**WORK TO COMPLETE**
Write out the records that appear below, verbatim and complete, but without pictures.

**TASK INPUT**
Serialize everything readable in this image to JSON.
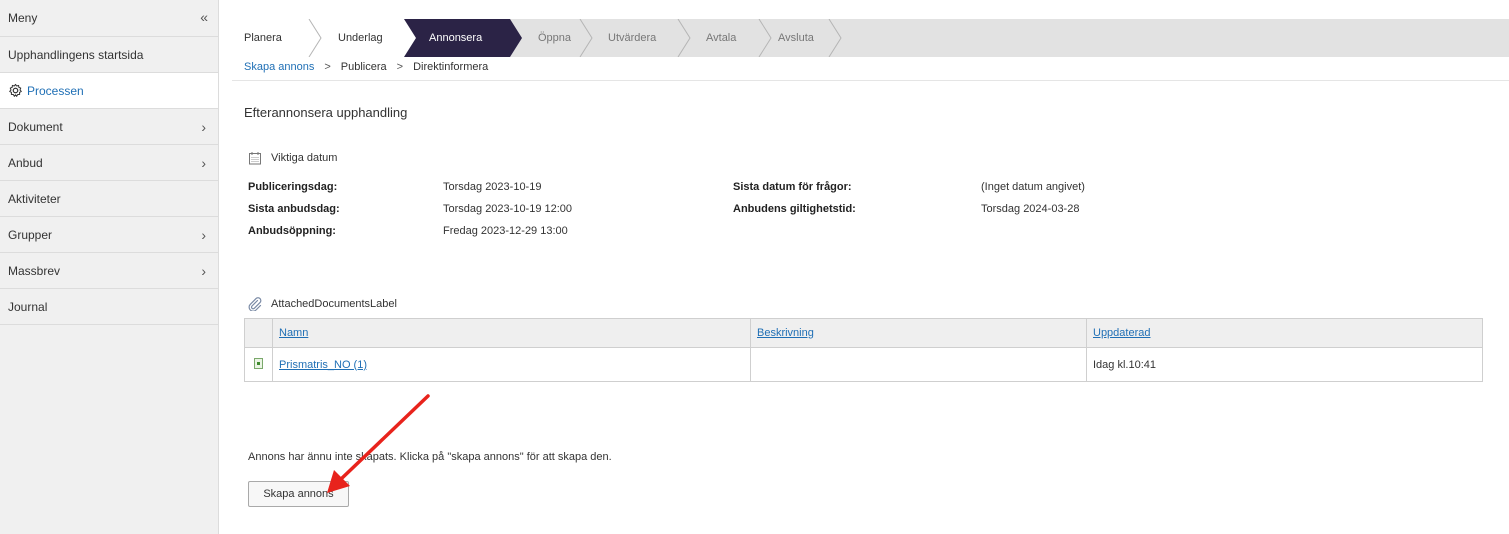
{
  "sidebar": {
    "menu_label": "Meny",
    "collapse_glyph": "«",
    "items": [
      {
        "label": "Upphandlingens startsida",
        "has_children": false
      },
      {
        "label": "Processen",
        "has_children": false,
        "active": true,
        "icon": "gear-icon"
      },
      {
        "label": "Dokument",
        "has_children": true
      },
      {
        "label": "Anbud",
        "has_children": true
      },
      {
        "label": "Aktiviteter",
        "has_children": false
      },
      {
        "label": "Grupper",
        "has_children": true
      },
      {
        "label": "Massbrev",
        "has_children": true
      },
      {
        "label": "Journal",
        "has_children": false
      }
    ]
  },
  "process_steps": {
    "steps": [
      {
        "label": "Planera",
        "state": "done"
      },
      {
        "label": "Underlag",
        "state": "done"
      },
      {
        "label": "Annonsera",
        "state": "active"
      },
      {
        "label": "Öppna",
        "state": "future"
      },
      {
        "label": "Utvärdera",
        "state": "future"
      },
      {
        "label": "Avtala",
        "state": "future"
      },
      {
        "label": "Avsluta",
        "state": "future"
      }
    ],
    "active_color": "#2b2346"
  },
  "sub_steps": {
    "items": [
      "Skapa annons",
      "Publicera",
      "Direktinformera"
    ],
    "separator": ">"
  },
  "page": {
    "title": "Efterannonsera upphandling"
  },
  "important_dates": {
    "heading": "Viktiga datum",
    "left": [
      {
        "label": "Publiceringsdag:",
        "value": "Torsdag 2023-10-19"
      },
      {
        "label": "Sista anbudsdag:",
        "value": "Torsdag 2023-10-19 12:00"
      },
      {
        "label": "Anbudsöppning:",
        "value": "Fredag 2023-12-29 13:00"
      }
    ],
    "right": [
      {
        "label": "Sista datum för frågor:",
        "value": "(Inget datum angivet)"
      },
      {
        "label": "Anbudens giltighetstid:",
        "value": "Torsdag 2024-03-28"
      }
    ]
  },
  "attached_documents": {
    "heading": "AttachedDocumentsLabel",
    "columns": [
      "Namn",
      "Beskrivning",
      "Uppdaterad"
    ],
    "rows": [
      {
        "name": "Prismatris_NO (1)",
        "description": "",
        "updated": "Idag kl.10:41",
        "icon": "excel-file-icon"
      }
    ]
  },
  "notice": {
    "text": "Annons har ännu inte skapats. Klicka på \"skapa annons\" för att skapa den.",
    "button_label": "Skapa annons"
  },
  "annotation": {
    "color": "#e8231c"
  }
}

**PROBLEM SOLUTION**
Serialize everything readable in this image to JSON.
{
  "sidebar": {
    "menu_label": "Meny",
    "collapse_glyph": "«",
    "items": [
      {
        "label": "Upphandlingens startsida",
        "has_children": false
      },
      {
        "label": "Processen",
        "has_children": false,
        "active": true,
        "icon": "gear-icon"
      },
      {
        "label": "Dokument",
        "has_children": true
      },
      {
        "label": "Anbud",
        "has_children": true
      },
      {
        "label": "Aktiviteter",
        "has_children": false
      },
      {
        "label": "Grupper",
        "has_children": true
      },
      {
        "label": "Massbrev",
        "has_children": true
      },
      {
        "label": "Journal",
        "has_children": false
      }
    ]
  },
  "process_steps": {
    "steps": [
      {
        "label": "Planera",
        "state": "done"
      },
      {
        "label": "Underlag",
        "state": "done"
      },
      {
        "label": "Annonsera",
        "state": "active"
      },
      {
        "label": "Öppna",
        "state": "future"
      },
      {
        "label": "Utvärdera",
        "state": "future"
      },
      {
        "label": "Avtala",
        "state": "future"
      },
      {
        "label": "Avsluta",
        "state": "future"
      }
    ],
    "active_color": "#2b2346"
  },
  "sub_steps": {
    "items": [
      "Skapa annons",
      "Publicera",
      "Direktinformera"
    ],
    "separator": ">"
  },
  "page": {
    "title": "Efterannonsera upphandling"
  },
  "important_dates": {
    "heading": "Viktiga datum",
    "left": [
      {
        "label": "Publiceringsdag:",
        "value": "Torsdag 2023-10-19"
      },
      {
        "label": "Sista anbudsdag:",
        "value": "Torsdag 2023-10-19 12:00"
      },
      {
        "label": "Anbudsöppning:",
        "value": "Fredag 2023-12-29 13:00"
      }
    ],
    "right": [
      {
        "label": "Sista datum för frågor:",
        "value": "(Inget datum angivet)"
      },
      {
        "label": "Anbudens giltighetstid:",
        "value": "Torsdag 2024-03-28"
      }
    ]
  },
  "attached_documents": {
    "heading": "AttachedDocumentsLabel",
    "columns": [
      "Namn",
      "Beskrivning",
      "Uppdaterad"
    ],
    "rows": [
      {
        "name": "Prismatris_NO (1)",
        "description": "",
        "updated": "Idag kl.10:41",
        "icon": "excel-file-icon"
      }
    ]
  },
  "notice": {
    "text": "Annons har ännu inte skapats. Klicka på \"skapa annons\" för att skapa den.",
    "button_label": "Skapa annons"
  },
  "annotation": {
    "color": "#e8231c"
  }
}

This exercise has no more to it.